(Data excerpts)

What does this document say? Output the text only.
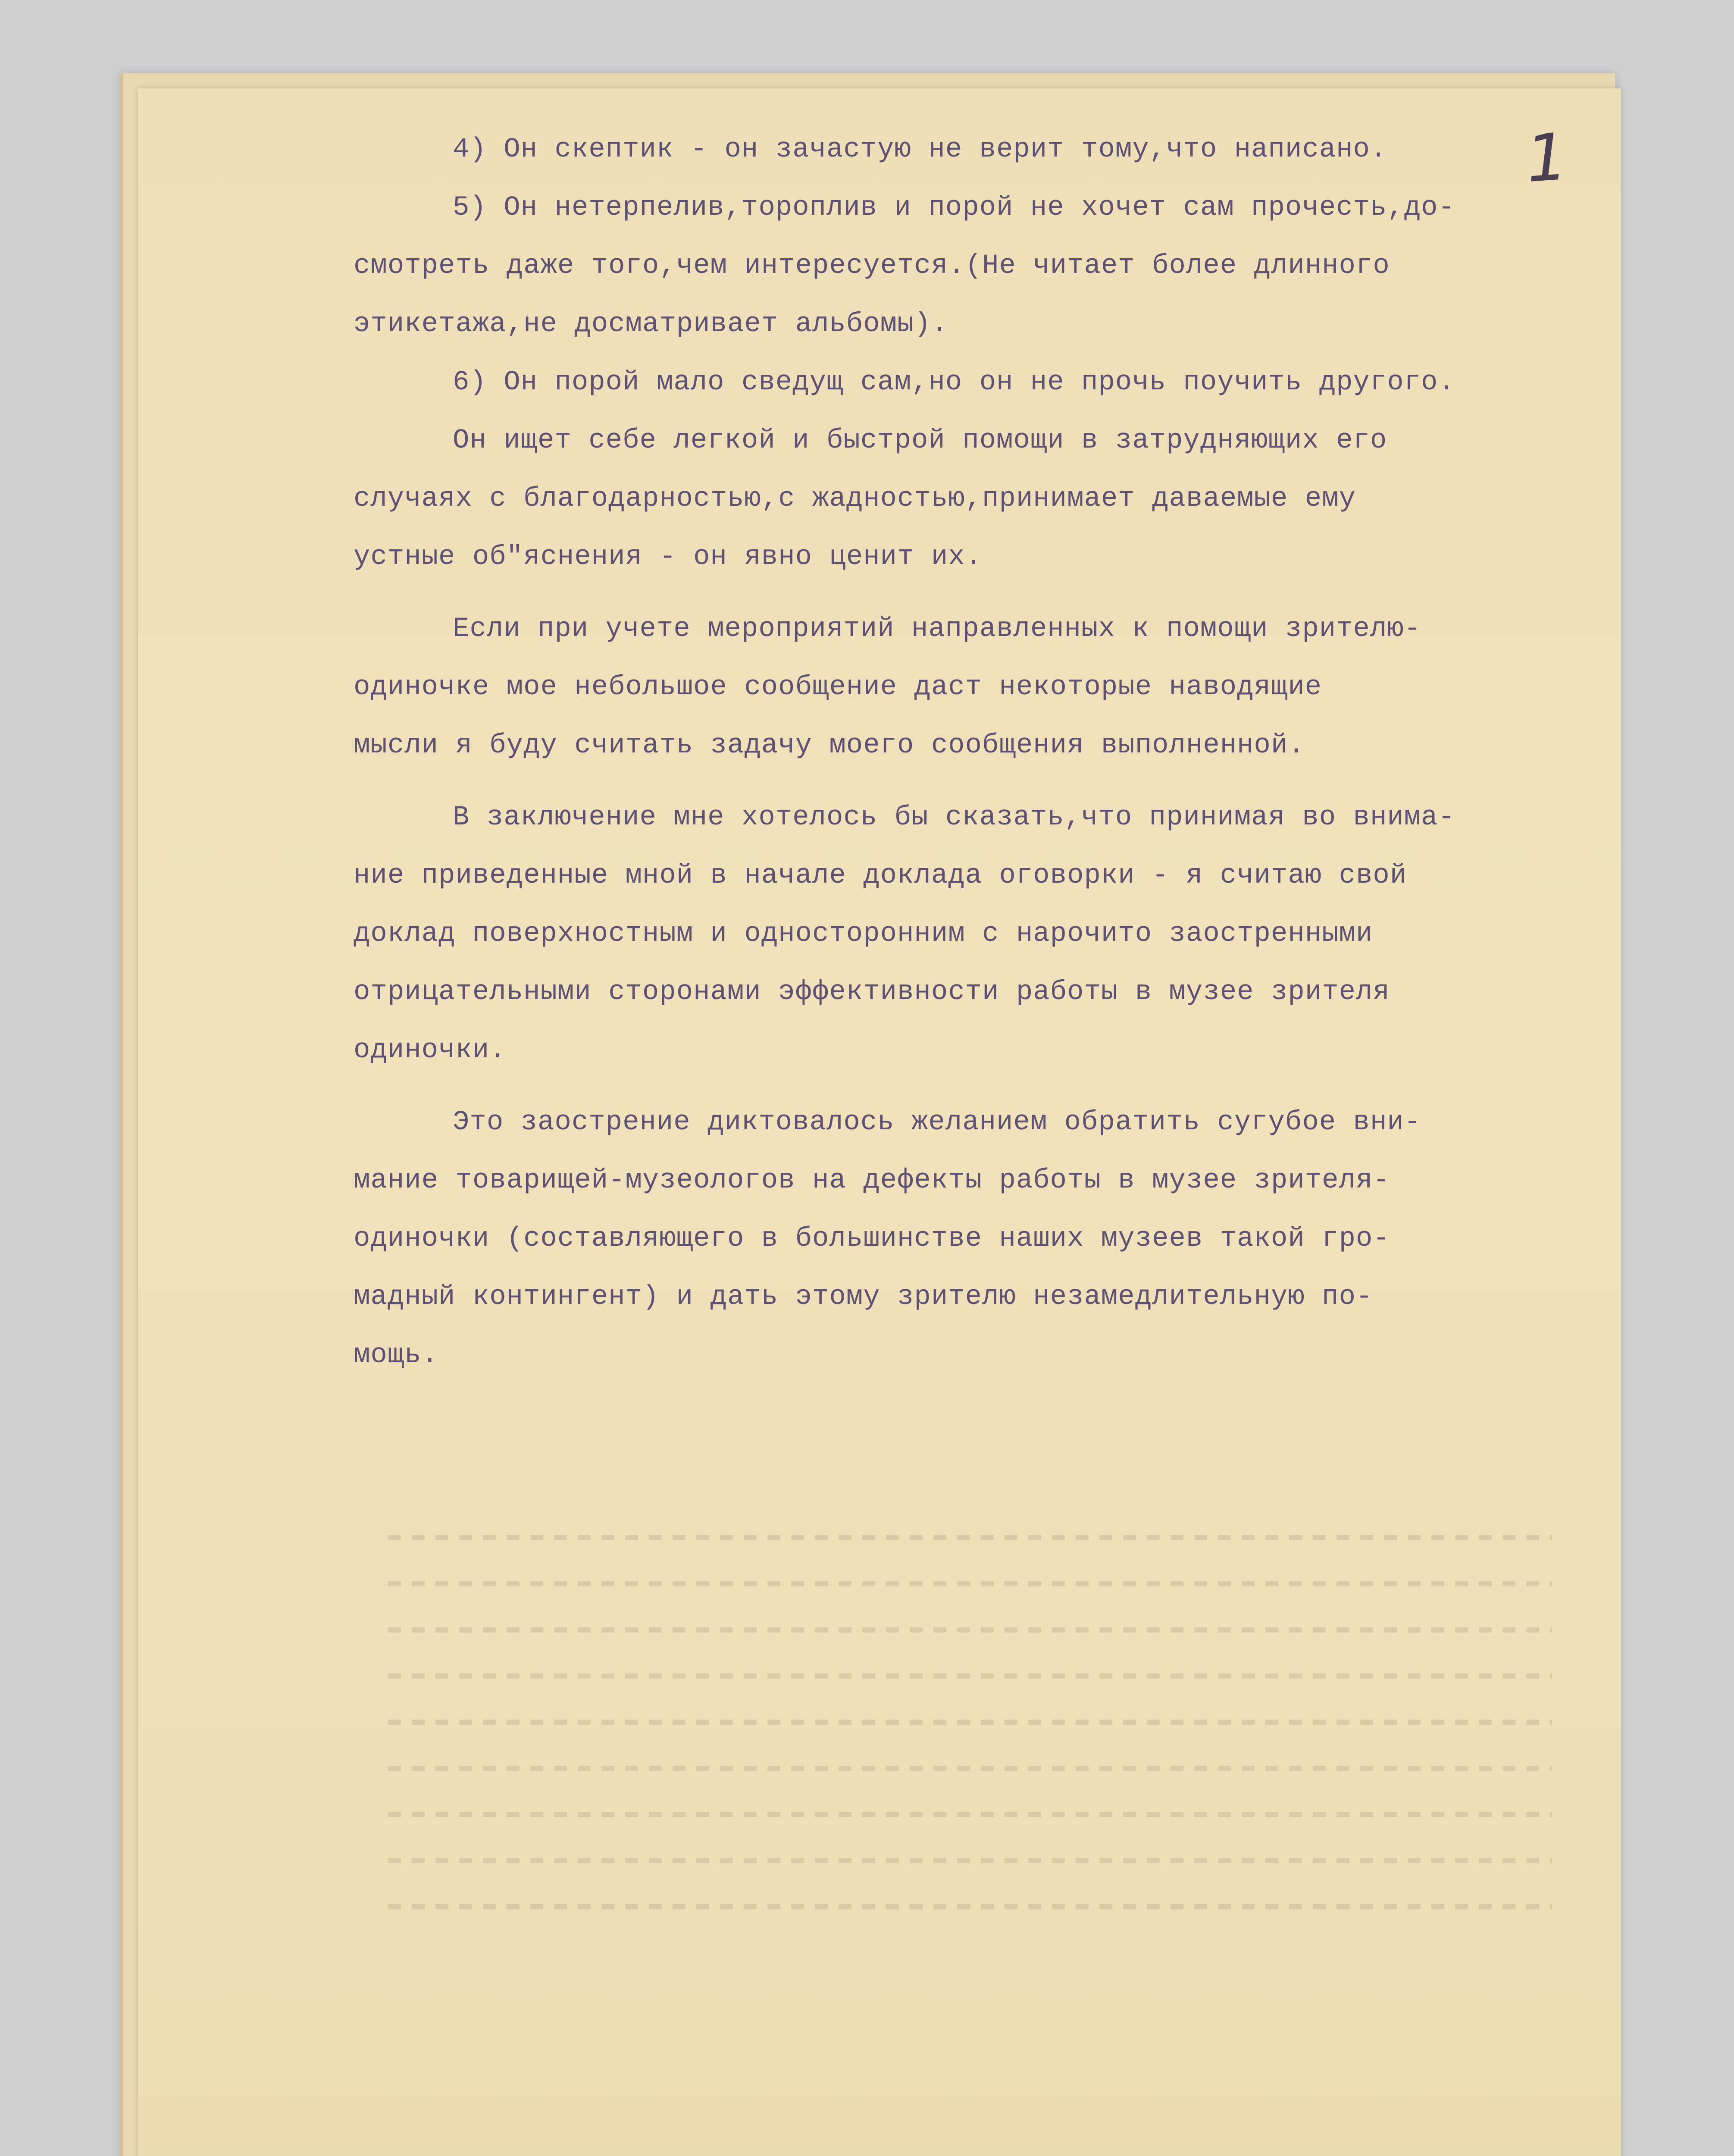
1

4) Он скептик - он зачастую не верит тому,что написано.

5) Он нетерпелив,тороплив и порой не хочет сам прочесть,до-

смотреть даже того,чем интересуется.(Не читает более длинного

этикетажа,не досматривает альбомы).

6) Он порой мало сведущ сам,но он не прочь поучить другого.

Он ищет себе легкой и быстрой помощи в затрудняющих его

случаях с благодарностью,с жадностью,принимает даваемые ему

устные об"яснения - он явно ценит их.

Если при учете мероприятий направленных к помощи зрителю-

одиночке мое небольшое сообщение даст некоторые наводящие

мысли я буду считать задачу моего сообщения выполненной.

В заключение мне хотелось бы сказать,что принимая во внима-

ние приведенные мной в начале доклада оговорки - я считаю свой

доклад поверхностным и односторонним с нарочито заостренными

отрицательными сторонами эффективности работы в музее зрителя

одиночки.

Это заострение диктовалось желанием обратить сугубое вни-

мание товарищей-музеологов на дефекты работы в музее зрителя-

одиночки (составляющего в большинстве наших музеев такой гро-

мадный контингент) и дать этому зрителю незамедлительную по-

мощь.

...

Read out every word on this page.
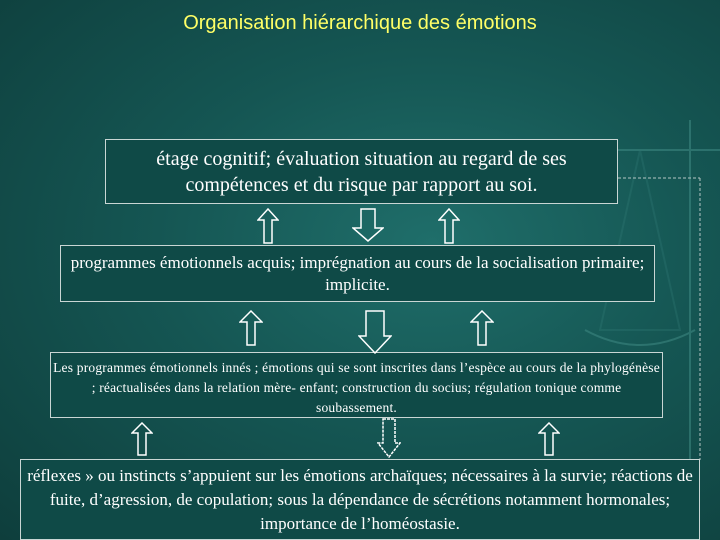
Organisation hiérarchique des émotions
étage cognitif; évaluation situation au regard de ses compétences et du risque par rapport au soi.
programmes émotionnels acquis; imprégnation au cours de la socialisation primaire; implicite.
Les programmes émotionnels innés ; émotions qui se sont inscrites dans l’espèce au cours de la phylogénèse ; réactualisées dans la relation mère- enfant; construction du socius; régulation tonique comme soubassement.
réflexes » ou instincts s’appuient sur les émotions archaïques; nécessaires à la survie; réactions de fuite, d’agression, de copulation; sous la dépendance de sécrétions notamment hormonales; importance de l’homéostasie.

## Task directions
Collect each line holding the string "émotions".

## The solution
Organisation hiérarchique des émotions
Les programmes émotionnels innés ; émotions qui se sont inscrites dans l’espèce au cours de la phylogénèse ; réactualisées dans la relation mère- enfant; construction du socius; régulation tonique comme soubassement.
réflexes » ou instincts s’appuient sur les émotions archaïques; nécessaires à la survie; réactions de fuite, d’agression, de copulation; sous la dépendance de sécrétions notamment hormonales; importance de l’homéostasie.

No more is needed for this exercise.